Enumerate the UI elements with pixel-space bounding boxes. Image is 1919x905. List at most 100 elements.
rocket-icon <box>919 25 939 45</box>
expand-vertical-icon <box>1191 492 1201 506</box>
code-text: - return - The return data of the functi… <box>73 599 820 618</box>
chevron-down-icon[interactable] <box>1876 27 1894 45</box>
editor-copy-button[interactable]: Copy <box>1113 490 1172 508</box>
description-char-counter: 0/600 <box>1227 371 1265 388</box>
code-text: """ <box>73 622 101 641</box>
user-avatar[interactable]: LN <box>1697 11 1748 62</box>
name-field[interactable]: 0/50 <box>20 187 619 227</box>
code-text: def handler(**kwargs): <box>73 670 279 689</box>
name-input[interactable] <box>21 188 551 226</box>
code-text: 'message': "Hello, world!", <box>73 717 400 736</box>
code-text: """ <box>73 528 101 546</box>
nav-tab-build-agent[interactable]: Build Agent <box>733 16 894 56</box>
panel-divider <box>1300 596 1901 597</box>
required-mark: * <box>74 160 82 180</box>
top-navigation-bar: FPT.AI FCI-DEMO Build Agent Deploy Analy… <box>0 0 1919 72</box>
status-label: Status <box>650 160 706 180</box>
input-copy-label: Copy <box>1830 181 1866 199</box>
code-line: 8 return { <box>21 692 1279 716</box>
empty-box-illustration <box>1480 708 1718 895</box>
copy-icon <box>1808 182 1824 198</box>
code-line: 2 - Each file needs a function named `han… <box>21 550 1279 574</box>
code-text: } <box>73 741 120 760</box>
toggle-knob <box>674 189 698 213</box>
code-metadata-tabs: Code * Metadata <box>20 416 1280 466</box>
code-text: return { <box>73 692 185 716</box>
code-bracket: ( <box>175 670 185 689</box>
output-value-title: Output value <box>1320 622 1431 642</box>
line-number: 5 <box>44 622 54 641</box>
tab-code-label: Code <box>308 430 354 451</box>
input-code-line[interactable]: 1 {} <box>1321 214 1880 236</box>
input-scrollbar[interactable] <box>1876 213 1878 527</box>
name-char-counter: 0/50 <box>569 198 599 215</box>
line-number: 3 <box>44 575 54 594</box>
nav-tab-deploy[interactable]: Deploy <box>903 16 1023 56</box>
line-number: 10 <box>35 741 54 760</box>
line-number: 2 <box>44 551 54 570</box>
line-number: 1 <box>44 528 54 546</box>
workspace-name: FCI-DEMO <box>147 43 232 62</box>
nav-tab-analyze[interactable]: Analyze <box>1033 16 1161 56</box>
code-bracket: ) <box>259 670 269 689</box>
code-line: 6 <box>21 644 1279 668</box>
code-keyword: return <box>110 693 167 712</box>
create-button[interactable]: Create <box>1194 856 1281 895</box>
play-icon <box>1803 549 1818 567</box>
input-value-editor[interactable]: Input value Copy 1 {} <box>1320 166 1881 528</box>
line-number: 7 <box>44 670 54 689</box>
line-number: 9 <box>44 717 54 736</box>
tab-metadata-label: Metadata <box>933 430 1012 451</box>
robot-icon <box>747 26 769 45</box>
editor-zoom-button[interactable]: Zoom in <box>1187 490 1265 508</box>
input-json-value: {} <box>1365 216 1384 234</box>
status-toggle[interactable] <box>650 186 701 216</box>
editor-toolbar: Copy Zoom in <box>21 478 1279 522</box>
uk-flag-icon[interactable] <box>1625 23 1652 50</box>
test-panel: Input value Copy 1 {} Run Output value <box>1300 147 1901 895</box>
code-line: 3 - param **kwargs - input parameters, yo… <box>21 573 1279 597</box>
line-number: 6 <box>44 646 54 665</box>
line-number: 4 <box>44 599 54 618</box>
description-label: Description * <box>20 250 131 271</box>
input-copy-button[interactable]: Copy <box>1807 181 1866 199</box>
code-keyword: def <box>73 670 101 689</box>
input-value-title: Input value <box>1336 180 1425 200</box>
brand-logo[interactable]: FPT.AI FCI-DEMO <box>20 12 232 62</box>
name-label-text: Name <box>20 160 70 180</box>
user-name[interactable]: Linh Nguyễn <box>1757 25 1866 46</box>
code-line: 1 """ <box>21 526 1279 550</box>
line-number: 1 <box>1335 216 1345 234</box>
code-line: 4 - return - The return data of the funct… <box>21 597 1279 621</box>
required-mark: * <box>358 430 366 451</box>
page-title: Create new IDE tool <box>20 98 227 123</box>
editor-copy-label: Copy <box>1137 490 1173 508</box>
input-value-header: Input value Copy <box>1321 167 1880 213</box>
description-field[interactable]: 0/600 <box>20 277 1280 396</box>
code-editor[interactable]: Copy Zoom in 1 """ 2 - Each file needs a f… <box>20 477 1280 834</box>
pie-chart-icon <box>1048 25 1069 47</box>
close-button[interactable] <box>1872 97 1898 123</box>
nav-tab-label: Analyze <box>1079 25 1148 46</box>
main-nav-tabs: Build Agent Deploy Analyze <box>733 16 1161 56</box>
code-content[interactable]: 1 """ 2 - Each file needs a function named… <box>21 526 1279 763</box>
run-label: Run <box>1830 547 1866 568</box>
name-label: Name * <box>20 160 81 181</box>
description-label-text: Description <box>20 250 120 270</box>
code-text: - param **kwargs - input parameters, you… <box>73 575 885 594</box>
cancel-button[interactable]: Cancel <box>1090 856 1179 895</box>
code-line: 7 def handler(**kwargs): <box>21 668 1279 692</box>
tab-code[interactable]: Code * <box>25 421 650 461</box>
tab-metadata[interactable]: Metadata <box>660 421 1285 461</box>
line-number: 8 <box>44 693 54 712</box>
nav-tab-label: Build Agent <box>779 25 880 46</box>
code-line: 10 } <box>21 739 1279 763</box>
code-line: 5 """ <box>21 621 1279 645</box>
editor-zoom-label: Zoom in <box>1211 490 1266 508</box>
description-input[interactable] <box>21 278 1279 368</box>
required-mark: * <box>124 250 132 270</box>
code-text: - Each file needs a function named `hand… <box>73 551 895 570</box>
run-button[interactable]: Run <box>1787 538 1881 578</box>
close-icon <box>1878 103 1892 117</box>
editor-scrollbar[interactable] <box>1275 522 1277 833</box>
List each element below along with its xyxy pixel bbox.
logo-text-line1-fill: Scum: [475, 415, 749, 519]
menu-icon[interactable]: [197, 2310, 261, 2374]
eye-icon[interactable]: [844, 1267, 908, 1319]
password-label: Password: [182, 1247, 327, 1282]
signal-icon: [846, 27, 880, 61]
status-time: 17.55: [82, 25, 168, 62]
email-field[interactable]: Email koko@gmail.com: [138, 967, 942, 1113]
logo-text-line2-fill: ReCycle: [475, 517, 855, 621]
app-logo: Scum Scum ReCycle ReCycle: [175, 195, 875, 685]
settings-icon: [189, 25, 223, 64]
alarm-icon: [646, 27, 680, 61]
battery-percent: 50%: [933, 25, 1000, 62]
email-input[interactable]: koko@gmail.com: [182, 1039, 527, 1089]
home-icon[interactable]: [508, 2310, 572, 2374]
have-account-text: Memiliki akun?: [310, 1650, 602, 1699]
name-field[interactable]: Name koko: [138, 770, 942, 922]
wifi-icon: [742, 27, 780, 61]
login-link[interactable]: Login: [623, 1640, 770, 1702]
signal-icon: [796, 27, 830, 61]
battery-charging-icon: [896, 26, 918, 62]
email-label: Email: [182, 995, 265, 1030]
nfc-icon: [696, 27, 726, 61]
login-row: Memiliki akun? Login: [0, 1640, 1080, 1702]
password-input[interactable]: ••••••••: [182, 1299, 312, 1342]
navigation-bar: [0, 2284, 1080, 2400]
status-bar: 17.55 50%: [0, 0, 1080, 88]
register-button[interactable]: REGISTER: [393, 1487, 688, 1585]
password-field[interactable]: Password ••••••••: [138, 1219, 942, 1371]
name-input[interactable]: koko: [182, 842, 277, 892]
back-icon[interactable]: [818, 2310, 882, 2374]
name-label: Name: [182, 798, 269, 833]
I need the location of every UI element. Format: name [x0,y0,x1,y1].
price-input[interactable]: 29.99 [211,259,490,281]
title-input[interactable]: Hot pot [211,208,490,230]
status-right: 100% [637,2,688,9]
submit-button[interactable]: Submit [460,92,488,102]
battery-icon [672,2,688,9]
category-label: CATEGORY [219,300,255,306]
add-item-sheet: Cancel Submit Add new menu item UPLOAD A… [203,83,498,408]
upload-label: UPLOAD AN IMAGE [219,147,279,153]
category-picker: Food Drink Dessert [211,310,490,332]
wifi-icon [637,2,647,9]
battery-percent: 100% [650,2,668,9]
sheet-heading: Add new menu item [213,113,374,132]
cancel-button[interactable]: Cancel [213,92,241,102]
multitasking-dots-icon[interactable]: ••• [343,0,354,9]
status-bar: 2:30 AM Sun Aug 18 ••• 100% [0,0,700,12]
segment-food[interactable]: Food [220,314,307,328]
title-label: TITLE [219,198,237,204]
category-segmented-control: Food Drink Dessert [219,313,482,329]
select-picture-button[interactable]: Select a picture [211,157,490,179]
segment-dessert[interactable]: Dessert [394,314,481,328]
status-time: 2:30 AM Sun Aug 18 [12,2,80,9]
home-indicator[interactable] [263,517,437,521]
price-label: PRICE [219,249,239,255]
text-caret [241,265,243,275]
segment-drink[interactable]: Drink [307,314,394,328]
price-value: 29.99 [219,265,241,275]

# # # # # # #

__Given task__:
Copy out, unchanged, every line from the start of the records through the line holding "user-avatar[interactable]: LN <box>1697", including that line.

__Written answer__:
Enumerate the UI elements with pixel-space bounding boxes. Image is 1919x905. List at most 100 elements.
rocket-icon <box>919 25 939 45</box>
expand-vertical-icon <box>1191 492 1201 506</box>
code-text: - return - The return data of the functi… <box>73 599 820 618</box>
chevron-down-icon[interactable] <box>1876 27 1894 45</box>
editor-copy-button[interactable]: Copy <box>1113 490 1172 508</box>
description-char-counter: 0/600 <box>1227 371 1265 388</box>
code-text: """ <box>73 622 101 641</box>
user-avatar[interactable]: LN <box>1697 11 1748 62</box>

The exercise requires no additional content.